BEGIN RECORD SET
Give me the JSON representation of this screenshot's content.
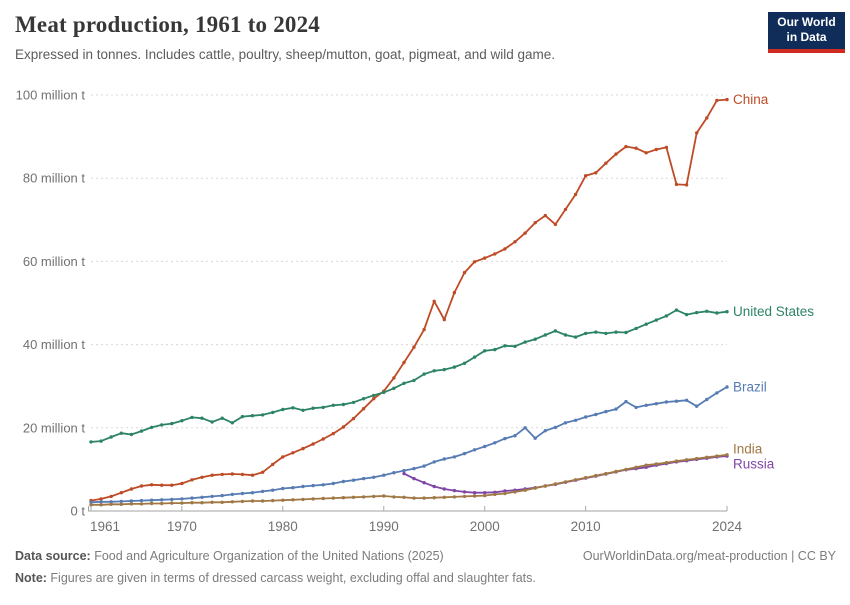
{
  "header": {
    "title": "Meat production, 1961 to 2024",
    "subtitle": "Expressed in tonnes. Includes cattle, poultry, sheep/mutton, goat, pigmeat, and wild game."
  },
  "logo": {
    "line1": "Our World",
    "line2": "in Data",
    "bg_color": "#102D59",
    "bar_color": "#D02B20"
  },
  "footer": {
    "source_label": "Data source:",
    "source_text": " Food and Agriculture Organization of the United Nations (2025)",
    "note_label": "Note:",
    "note_text": " Figures are given in terms of dressed carcass weight, excluding offal and slaughter fats.",
    "link_text": "OurWorldinData.org/meat-production | CC BY"
  },
  "chart_data": {
    "type": "line",
    "title": "Meat production, 1961 to 2024",
    "xlabel": "",
    "ylabel": "",
    "ylim": [
      0,
      100
    ],
    "yticks": [
      0,
      20,
      40,
      60,
      80,
      100
    ],
    "ytick_labels": [
      "0 t",
      "20 million t",
      "40 million t",
      "60 million t",
      "80 million t",
      "100 million t"
    ],
    "xticks": [
      1961,
      1970,
      1980,
      1990,
      2000,
      2010,
      2024
    ],
    "grid": "horizontal-dashed",
    "legend": "end-of-line-labels",
    "marker": "dot",
    "years": [
      1961,
      1962,
      1963,
      1964,
      1965,
      1966,
      1967,
      1968,
      1969,
      1970,
      1971,
      1972,
      1973,
      1974,
      1975,
      1976,
      1977,
      1978,
      1979,
      1980,
      1981,
      1982,
      1983,
      1984,
      1985,
      1986,
      1987,
      1988,
      1989,
      1990,
      1991,
      1992,
      1993,
      1994,
      1995,
      1996,
      1997,
      1998,
      1999,
      2000,
      2001,
      2002,
      2003,
      2004,
      2005,
      2006,
      2007,
      2008,
      2009,
      2010,
      2011,
      2012,
      2013,
      2014,
      2015,
      2016,
      2017,
      2018,
      2019,
      2020,
      2021,
      2022,
      2023,
      2024
    ],
    "series": [
      {
        "name": "China",
        "color": "#BE4B26",
        "values": [
          2.5,
          2.9,
          3.5,
          4.4,
          5.3,
          6.0,
          6.3,
          6.2,
          6.2,
          6.6,
          7.5,
          8.1,
          8.6,
          8.8,
          8.9,
          8.8,
          8.6,
          9.3,
          11.2,
          13.0,
          14.0,
          15.0,
          16.1,
          17.3,
          18.6,
          20.2,
          22.2,
          24.6,
          27.0,
          28.8,
          32.0,
          35.7,
          39.4,
          43.6,
          50.4,
          46.0,
          52.5,
          57.3,
          59.9,
          60.8,
          61.8,
          63.0,
          64.7,
          66.8,
          69.3,
          71.0,
          68.9,
          72.5,
          76.1,
          80.6,
          81.3,
          83.6,
          85.8,
          87.6,
          87.2,
          86.1,
          86.9,
          87.4,
          78.5,
          78.4,
          90.9,
          94.5,
          98.7,
          98.9
        ]
      },
      {
        "name": "United States",
        "color": "#2C8465",
        "values": [
          16.6,
          16.8,
          17.8,
          18.7,
          18.4,
          19.2,
          20.1,
          20.7,
          21.0,
          21.7,
          22.5,
          22.3,
          21.4,
          22.3,
          21.2,
          22.7,
          22.9,
          23.1,
          23.7,
          24.4,
          24.8,
          24.2,
          24.7,
          24.9,
          25.4,
          25.6,
          26.1,
          27.0,
          27.8,
          28.5,
          29.5,
          30.7,
          31.4,
          32.9,
          33.7,
          34.0,
          34.6,
          35.5,
          37.0,
          38.5,
          38.8,
          39.7,
          39.6,
          40.6,
          41.3,
          42.3,
          43.3,
          42.3,
          41.8,
          42.7,
          43.0,
          42.7,
          43.0,
          42.9,
          43.9,
          44.9,
          45.9,
          46.9,
          48.3,
          47.2,
          47.7,
          48.0,
          47.6,
          47.9
        ]
      },
      {
        "name": "Brazil",
        "color": "#577CB4",
        "values": [
          2.1,
          2.2,
          2.2,
          2.3,
          2.4,
          2.5,
          2.6,
          2.7,
          2.8,
          2.9,
          3.1,
          3.3,
          3.5,
          3.7,
          4.0,
          4.2,
          4.4,
          4.7,
          5.0,
          5.4,
          5.6,
          5.9,
          6.1,
          6.3,
          6.6,
          7.1,
          7.4,
          7.8,
          8.1,
          8.6,
          9.2,
          9.7,
          10.2,
          10.8,
          11.8,
          12.5,
          13.0,
          13.8,
          14.7,
          15.5,
          16.4,
          17.4,
          18.1,
          20.0,
          17.5,
          19.3,
          20.1,
          21.2,
          21.8,
          22.6,
          23.2,
          23.9,
          24.5,
          26.3,
          24.9,
          25.4,
          25.8,
          26.2,
          26.4,
          26.6,
          25.2,
          26.8,
          28.4,
          29.8
        ]
      },
      {
        "name": "Russia",
        "color": "#7F46A8",
        "values": [
          null,
          null,
          null,
          null,
          null,
          null,
          null,
          null,
          null,
          null,
          null,
          null,
          null,
          null,
          null,
          null,
          null,
          null,
          null,
          null,
          null,
          null,
          null,
          null,
          null,
          null,
          null,
          null,
          null,
          null,
          null,
          9.0,
          7.8,
          6.8,
          5.9,
          5.3,
          4.9,
          4.6,
          4.4,
          4.4,
          4.5,
          4.8,
          5.0,
          5.3,
          5.6,
          6.0,
          6.4,
          6.9,
          7.4,
          7.9,
          8.4,
          8.9,
          9.4,
          9.9,
          10.2,
          10.5,
          11.0,
          11.4,
          11.8,
          12.1,
          12.4,
          12.7,
          13.0,
          13.2
        ]
      },
      {
        "name": "India",
        "color": "#A07845",
        "values": [
          1.5,
          1.5,
          1.6,
          1.6,
          1.7,
          1.7,
          1.8,
          1.8,
          1.9,
          1.9,
          2.0,
          2.0,
          2.1,
          2.1,
          2.2,
          2.3,
          2.4,
          2.4,
          2.5,
          2.6,
          2.7,
          2.8,
          2.9,
          3.0,
          3.1,
          3.2,
          3.3,
          3.4,
          3.5,
          3.6,
          3.4,
          3.3,
          3.1,
          3.1,
          3.2,
          3.3,
          3.4,
          3.5,
          3.6,
          3.7,
          4.0,
          4.2,
          4.6,
          5.0,
          5.5,
          6.0,
          6.5,
          7.0,
          7.5,
          8.0,
          8.5,
          9.0,
          9.5,
          10.0,
          10.5,
          11.0,
          11.3,
          11.6,
          12.0,
          12.3,
          12.6,
          12.9,
          13.2,
          13.5
        ]
      }
    ],
    "label_order_right": [
      "China",
      "United States",
      "Brazil",
      "India",
      "Russia"
    ]
  }
}
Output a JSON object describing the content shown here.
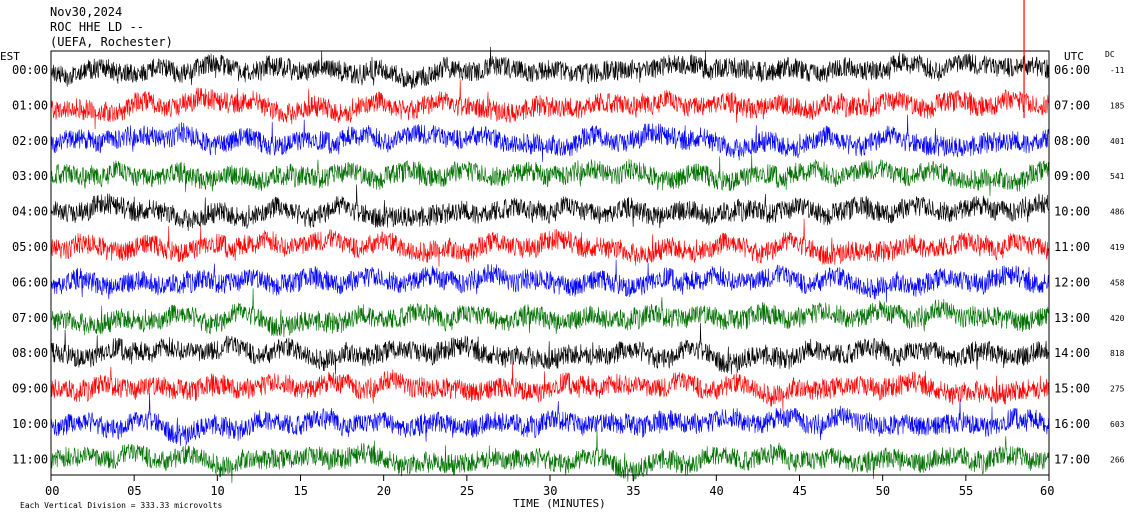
{
  "header": {
    "date": "Nov30,2024",
    "station": "ROC HHE LD --",
    "network": "(UEFA, Rochester)"
  },
  "chart_data": {
    "type": "line",
    "title": "",
    "xlabel": "TIME (MINUTES)",
    "ylabel": "",
    "left_axis_label": "EST",
    "right_axis_label": "UTC",
    "dc_label": "DC",
    "x_ticks": [
      "00",
      "05",
      "10",
      "15",
      "20",
      "25",
      "30",
      "35",
      "40",
      "45",
      "50",
      "55",
      "60"
    ],
    "xlim": [
      0,
      60
    ],
    "rows": [
      {
        "est": "00:00",
        "utc": "06:00",
        "dc": "-11",
        "color": "#000000"
      },
      {
        "est": "01:00",
        "utc": "07:00",
        "dc": "185",
        "color": "#ff0000"
      },
      {
        "est": "02:00",
        "utc": "08:00",
        "dc": "401",
        "color": "#0000ff"
      },
      {
        "est": "03:00",
        "utc": "09:00",
        "dc": "541",
        "color": "#007000"
      },
      {
        "est": "04:00",
        "utc": "10:00",
        "dc": "486",
        "color": "#000000"
      },
      {
        "est": "05:00",
        "utc": "11:00",
        "dc": "419",
        "color": "#ff0000"
      },
      {
        "est": "06:00",
        "utc": "12:00",
        "dc": "458",
        "color": "#0000ff"
      },
      {
        "est": "07:00",
        "utc": "13:00",
        "dc": "420",
        "color": "#007000"
      },
      {
        "est": "08:00",
        "utc": "14:00",
        "dc": "818",
        "color": "#000000"
      },
      {
        "est": "09:00",
        "utc": "15:00",
        "dc": "275",
        "color": "#ff0000"
      },
      {
        "est": "10:00",
        "utc": "16:00",
        "dc": "603",
        "color": "#0000ff"
      },
      {
        "est": "11:00",
        "utc": "17:00",
        "dc": "266",
        "color": "#007000"
      }
    ],
    "marker_minute": 58.5,
    "marker_color": "#ff0000",
    "grid": false,
    "footer": {
      "scale_text": "Each Vertical Division = 333.33 microvolts"
    }
  }
}
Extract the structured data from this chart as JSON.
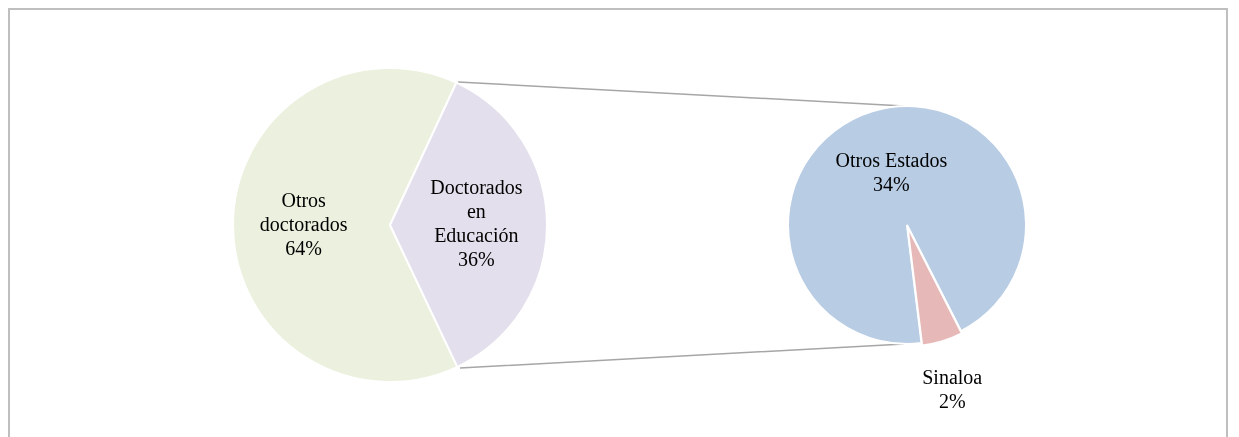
{
  "chart_data": [
    {
      "type": "pie",
      "categories": [
        "Otros doctorados",
        "Doctorados en Educación"
      ],
      "values": [
        64,
        36
      ],
      "value_labels": [
        "64%",
        "36%"
      ],
      "colors": [
        "#ebf1de",
        "#e4dfec"
      ]
    },
    {
      "type": "pie",
      "categories": [
        "Otros Estados",
        "Sinaloa"
      ],
      "values": [
        34,
        2
      ],
      "value_labels": [
        "34%",
        "2%"
      ],
      "colors": [
        "#b8cce4",
        "#e6b9b8"
      ]
    }
  ]
}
END RECORD SET
- [WHAT YOU NEED TO DO]:
Check each line of the data above for the string "this" and report only how many lines have it.

- [SOLUTION TO THE PROBLEM]:
2